WHAT IS NEEDED: In the entries below, find the lines that contain the word "yapılmamalıdır" and copy them.

THE INPUT:
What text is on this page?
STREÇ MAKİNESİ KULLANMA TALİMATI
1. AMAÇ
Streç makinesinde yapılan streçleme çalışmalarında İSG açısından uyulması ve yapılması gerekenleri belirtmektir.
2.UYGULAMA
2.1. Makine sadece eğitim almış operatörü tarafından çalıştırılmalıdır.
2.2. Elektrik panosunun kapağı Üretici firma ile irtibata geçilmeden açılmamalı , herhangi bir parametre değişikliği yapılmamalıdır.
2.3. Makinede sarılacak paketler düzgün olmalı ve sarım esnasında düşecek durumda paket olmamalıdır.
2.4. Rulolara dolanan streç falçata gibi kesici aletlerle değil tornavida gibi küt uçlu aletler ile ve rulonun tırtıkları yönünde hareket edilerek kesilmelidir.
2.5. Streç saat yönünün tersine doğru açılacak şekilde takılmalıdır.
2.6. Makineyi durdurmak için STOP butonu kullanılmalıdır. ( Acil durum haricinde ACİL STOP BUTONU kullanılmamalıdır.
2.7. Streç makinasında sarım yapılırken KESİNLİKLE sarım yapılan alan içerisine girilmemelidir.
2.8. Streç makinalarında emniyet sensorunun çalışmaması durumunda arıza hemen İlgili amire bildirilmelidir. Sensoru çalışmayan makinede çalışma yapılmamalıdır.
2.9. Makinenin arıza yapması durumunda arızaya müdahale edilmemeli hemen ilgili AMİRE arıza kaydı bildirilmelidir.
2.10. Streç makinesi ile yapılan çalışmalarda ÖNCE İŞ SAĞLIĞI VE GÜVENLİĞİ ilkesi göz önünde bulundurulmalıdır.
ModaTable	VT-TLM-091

THE REPLY:
2.2. Elektrik panosunun kapağı Üretici firma ile irtibata geçilmeden açılmamalı , herhangi bir parametre değişikliği yapılmamalıdır.
2.8. Streç makinalarında emniyet sensorunun çalışmaması durumunda arıza hemen İlgili amire bildirilmelidir. Sensoru çalışmayan makinede çalışma yapılmamalıdır.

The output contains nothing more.